[Data items]
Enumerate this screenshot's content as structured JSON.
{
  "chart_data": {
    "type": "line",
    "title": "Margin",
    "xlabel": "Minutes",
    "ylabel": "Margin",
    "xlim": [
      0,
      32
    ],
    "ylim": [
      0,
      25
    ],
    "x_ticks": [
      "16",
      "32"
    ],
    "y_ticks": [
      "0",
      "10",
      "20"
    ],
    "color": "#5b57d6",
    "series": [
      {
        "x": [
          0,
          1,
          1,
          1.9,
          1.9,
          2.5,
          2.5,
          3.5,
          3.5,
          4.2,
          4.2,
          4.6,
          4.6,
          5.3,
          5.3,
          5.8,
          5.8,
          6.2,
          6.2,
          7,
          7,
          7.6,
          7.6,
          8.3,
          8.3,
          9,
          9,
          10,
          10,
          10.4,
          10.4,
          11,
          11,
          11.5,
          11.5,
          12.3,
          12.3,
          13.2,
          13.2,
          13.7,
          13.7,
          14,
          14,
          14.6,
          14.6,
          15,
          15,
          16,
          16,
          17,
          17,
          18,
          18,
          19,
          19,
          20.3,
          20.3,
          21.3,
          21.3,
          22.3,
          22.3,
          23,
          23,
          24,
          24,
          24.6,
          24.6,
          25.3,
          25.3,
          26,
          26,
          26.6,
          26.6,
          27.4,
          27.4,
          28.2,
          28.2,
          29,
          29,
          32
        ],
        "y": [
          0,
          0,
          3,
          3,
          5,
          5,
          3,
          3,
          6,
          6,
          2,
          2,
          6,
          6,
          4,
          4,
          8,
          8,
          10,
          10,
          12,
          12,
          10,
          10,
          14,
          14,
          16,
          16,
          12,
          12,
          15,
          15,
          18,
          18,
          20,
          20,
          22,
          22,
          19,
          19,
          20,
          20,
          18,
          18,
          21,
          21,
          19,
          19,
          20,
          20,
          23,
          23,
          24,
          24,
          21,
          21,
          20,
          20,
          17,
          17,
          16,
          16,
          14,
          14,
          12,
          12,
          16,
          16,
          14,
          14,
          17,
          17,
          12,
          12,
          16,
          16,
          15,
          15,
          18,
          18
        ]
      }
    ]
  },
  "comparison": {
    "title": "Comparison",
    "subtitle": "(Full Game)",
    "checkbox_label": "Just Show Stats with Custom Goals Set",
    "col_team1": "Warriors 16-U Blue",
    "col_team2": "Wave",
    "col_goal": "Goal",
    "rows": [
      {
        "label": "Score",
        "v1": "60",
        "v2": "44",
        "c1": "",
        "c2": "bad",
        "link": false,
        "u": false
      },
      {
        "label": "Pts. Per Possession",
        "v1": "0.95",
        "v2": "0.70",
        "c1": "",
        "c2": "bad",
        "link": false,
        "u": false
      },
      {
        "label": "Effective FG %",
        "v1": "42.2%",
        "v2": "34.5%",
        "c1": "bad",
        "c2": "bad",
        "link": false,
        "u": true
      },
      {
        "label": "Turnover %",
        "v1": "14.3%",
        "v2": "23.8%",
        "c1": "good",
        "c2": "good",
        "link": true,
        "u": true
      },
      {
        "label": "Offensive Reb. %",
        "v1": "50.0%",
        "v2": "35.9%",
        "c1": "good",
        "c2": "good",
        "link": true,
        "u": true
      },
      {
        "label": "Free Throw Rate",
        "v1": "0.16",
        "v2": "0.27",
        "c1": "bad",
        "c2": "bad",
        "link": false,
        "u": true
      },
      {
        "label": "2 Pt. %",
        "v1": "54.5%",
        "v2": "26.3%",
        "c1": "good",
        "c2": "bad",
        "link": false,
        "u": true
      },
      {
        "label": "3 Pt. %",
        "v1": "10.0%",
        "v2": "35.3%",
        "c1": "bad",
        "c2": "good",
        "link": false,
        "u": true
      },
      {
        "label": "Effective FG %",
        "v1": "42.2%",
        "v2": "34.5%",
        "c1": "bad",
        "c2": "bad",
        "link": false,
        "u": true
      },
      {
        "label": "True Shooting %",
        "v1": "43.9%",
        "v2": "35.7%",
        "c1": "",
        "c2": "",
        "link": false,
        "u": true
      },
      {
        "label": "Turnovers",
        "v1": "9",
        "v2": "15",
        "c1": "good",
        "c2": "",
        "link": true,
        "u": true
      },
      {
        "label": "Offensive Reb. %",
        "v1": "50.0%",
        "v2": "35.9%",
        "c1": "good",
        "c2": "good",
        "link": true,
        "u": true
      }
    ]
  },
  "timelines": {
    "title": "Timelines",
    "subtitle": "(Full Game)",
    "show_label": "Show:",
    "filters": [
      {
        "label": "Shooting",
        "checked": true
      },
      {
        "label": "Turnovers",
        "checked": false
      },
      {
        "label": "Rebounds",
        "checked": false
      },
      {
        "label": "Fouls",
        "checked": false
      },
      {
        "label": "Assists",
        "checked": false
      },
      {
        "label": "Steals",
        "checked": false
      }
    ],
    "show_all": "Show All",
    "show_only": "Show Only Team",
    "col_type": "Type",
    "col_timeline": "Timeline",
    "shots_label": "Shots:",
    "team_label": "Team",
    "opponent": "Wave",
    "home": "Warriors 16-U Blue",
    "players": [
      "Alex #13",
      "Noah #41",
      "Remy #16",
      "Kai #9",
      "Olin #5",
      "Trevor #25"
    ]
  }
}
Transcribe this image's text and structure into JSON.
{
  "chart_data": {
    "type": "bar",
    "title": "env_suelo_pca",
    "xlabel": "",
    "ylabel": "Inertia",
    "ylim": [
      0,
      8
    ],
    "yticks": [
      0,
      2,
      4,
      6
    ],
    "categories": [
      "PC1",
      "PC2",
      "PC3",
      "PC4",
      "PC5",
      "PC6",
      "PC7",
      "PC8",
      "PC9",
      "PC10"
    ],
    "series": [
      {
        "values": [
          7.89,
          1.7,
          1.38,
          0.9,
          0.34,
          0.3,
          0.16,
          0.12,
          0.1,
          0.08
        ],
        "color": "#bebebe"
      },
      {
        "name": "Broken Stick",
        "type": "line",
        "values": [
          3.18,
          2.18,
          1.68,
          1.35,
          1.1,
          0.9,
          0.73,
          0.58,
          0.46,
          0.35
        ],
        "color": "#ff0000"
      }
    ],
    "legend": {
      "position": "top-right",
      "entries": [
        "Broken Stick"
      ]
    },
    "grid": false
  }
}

● Aim of the exercise: Please return the data above exactly as given.

● The reply:
Enumerate this screenshot's content as structured JSON.
{
  "chart_data": {
    "type": "line",
    "title": "Margin",
    "xlabel": "Minutes",
    "ylabel": "Margin",
    "xlim": [
      0,
      32
    ],
    "ylim": [
      0,
      25
    ],
    "x_ticks": [
      "16",
      "32"
    ],
    "y_ticks": [
      "0",
      "10",
      "20"
    ],
    "color": "#5b57d6",
    "series": [
      {
        "x": [
          0,
          1,
          1,
          1.9,
          1.9,
          2.5,
          2.5,
          3.5,
          3.5,
          4.2,
          4.2,
          4.6,
          4.6,
          5.3,
          5.3,
          5.8,
          5.8,
          6.2,
          6.2,
          7,
          7,
          7.6,
          7.6,
          8.3,
          8.3,
          9,
          9,
          10,
          10,
          10.4,
          10.4,
          11,
          11,
          11.5,
          11.5,
          12.3,
          12.3,
          13.2,
          13.2,
          13.7,
          13.7,
          14,
          14,
          14.6,
          14.6,
          15,
          15,
          16,
          16,
          17,
          17,
          18,
          18,
          19,
          19,
          20.3,
          20.3,
          21.3,
          21.3,
          22.3,
          22.3,
          23,
          23,
          24,
          24,
          24.6,
          24.6,
          25.3,
          25.3,
          26,
          26,
          26.6,
          26.6,
          27.4,
          27.4,
          28.2,
          28.2,
          29,
          29,
          32
        ],
        "y": [
          0,
          0,
          3,
          3,
          5,
          5,
          3,
          3,
          6,
          6,
          2,
          2,
          6,
          6,
          4,
          4,
          8,
          8,
          10,
          10,
          12,
          12,
          10,
          10,
          14,
          14,
          16,
          16,
          12,
          12,
          15,
          15,
          18,
          18,
          20,
          20,
          22,
          22,
          19,
          19,
          20,
          20,
          18,
          18,
          21,
          21,
          19,
          19,
          20,
          20,
          23,
          23,
          24,
          24,
          21,
          21,
          20,
          20,
          17,
          17,
          16,
          16,
          14,
          14,
          12,
          12,
          16,
          16,
          14,
          14,
          17,
          17,
          12,
          12,
          16,
          16,
          15,
          15,
          18,
          18
        ]
      }
    ]
  },
  "comparison": {
    "title": "Comparison",
    "subtitle": "(Full Game)",
    "checkbox_label": "Just Show Stats with Custom Goals Set",
    "col_team1": "Warriors 16-U Blue",
    "col_team2": "Wave",
    "col_goal": "Goal",
    "rows": [
      {
        "label": "Score",
        "v1": "60",
        "v2": "44",
        "c1": "",
        "c2": "bad",
        "link": false,
        "u": false
      },
      {
        "label": "Pts. Per Possession",
        "v1": "0.95",
        "v2": "0.70",
        "c1": "",
        "c2": "bad",
        "link": false,
        "u": false
      },
      {
        "label": "Effective FG %",
        "v1": "42.2%",
        "v2": "34.5%",
        "c1": "bad",
        "c2": "bad",
        "link": false,
        "u": true
      },
      {
        "label": "Turnover %",
        "v1": "14.3%",
        "v2": "23.8%",
        "c1": "good",
        "c2": "good",
        "link": true,
        "u": true
      },
      {
        "label": "Offensive Reb. %",
        "v1": "50.0%",
        "v2": "35.9%",
        "c1": "good",
        "c2": "good",
        "link": true,
        "u": true
      },
      {
        "label": "Free Throw Rate",
        "v1": "0.16",
        "v2": "0.27",
        "c1": "bad",
        "c2": "bad",
        "link": false,
        "u": true
      },
      {
        "label": "2 Pt. %",
        "v1": "54.5%",
        "v2": "26.3%",
        "c1": "good",
        "c2": "bad",
        "link": false,
        "u": true
      },
      {
        "label": "3 Pt. %",
        "v1": "10.0%",
        "v2": "35.3%",
        "c1": "bad",
        "c2": "good",
        "link": false,
        "u": true
      },
      {
        "label": "Effective FG %",
        "v1": "42.2%",
        "v2": "34.5%",
        "c1": "bad",
        "c2": "bad",
        "link": false,
        "u": true
      },
      {
        "label": "True Shooting %",
        "v1": "43.9%",
        "v2": "35.7%",
        "c1": "",
        "c2": "",
        "link": false,
        "u": true
      },
      {
        "label": "Turnovers",
        "v1": "9",
        "v2": "15",
        "c1": "good",
        "c2": "",
        "link": true,
        "u": true
      },
      {
        "label": "Offensive Reb. %",
        "v1": "50.0%",
        "v2": "35.9%",
        "c1": "good",
        "c2": "good",
        "link": true,
        "u": true
      }
    ]
  },
  "timelines": {
    "title": "Timelines",
    "subtitle": "(Full Game)",
    "show_label": "Show:",
    "filters": [
      {
        "label": "Shooting",
        "checked": true
      },
      {
        "label": "Turnovers",
        "checked": false
      },
      {
        "label": "Rebounds",
        "checked": false
      },
      {
        "label": "Fouls",
        "checked": false
      },
      {
        "label": "Assists",
        "checked": false
      },
      {
        "label": "Steals",
        "checked": false
      }
    ],
    "show_all": "Show All",
    "show_only": "Show Only Team",
    "col_type": "Type",
    "col_timeline": "Timeline",
    "shots_label": "Shots:",
    "team_label": "Team",
    "opponent": "Wave",
    "home": "Warriors 16-U Blue",
    "players": [
      "Alex #13",
      "Noah #41",
      "Remy #16",
      "Kai #9",
      "Olin #5",
      "Trevor #25"
    ]
  }
}
Transcribe this image's text and structure into JSON.
{
  "chart_data": {
    "type": "bar",
    "title": "env_suelo_pca",
    "xlabel": "",
    "ylabel": "Inertia",
    "ylim": [
      0,
      8
    ],
    "yticks": [
      0,
      2,
      4,
      6
    ],
    "categories": [
      "PC1",
      "PC2",
      "PC3",
      "PC4",
      "PC5",
      "PC6",
      "PC7",
      "PC8",
      "PC9",
      "PC10"
    ],
    "series": [
      {
        "values": [
          7.89,
          1.7,
          1.38,
          0.9,
          0.34,
          0.3,
          0.16,
          0.12,
          0.1,
          0.08
        ],
        "color": "#bebebe"
      },
      {
        "name": "Broken Stick",
        "type": "line",
        "values": [
          3.18,
          2.18,
          1.68,
          1.35,
          1.1,
          0.9,
          0.73,
          0.58,
          0.46,
          0.35
        ],
        "color": "#ff0000"
      }
    ],
    "legend": {
      "position": "top-right",
      "entries": [
        "Broken Stick"
      ]
    },
    "grid": false
  }
}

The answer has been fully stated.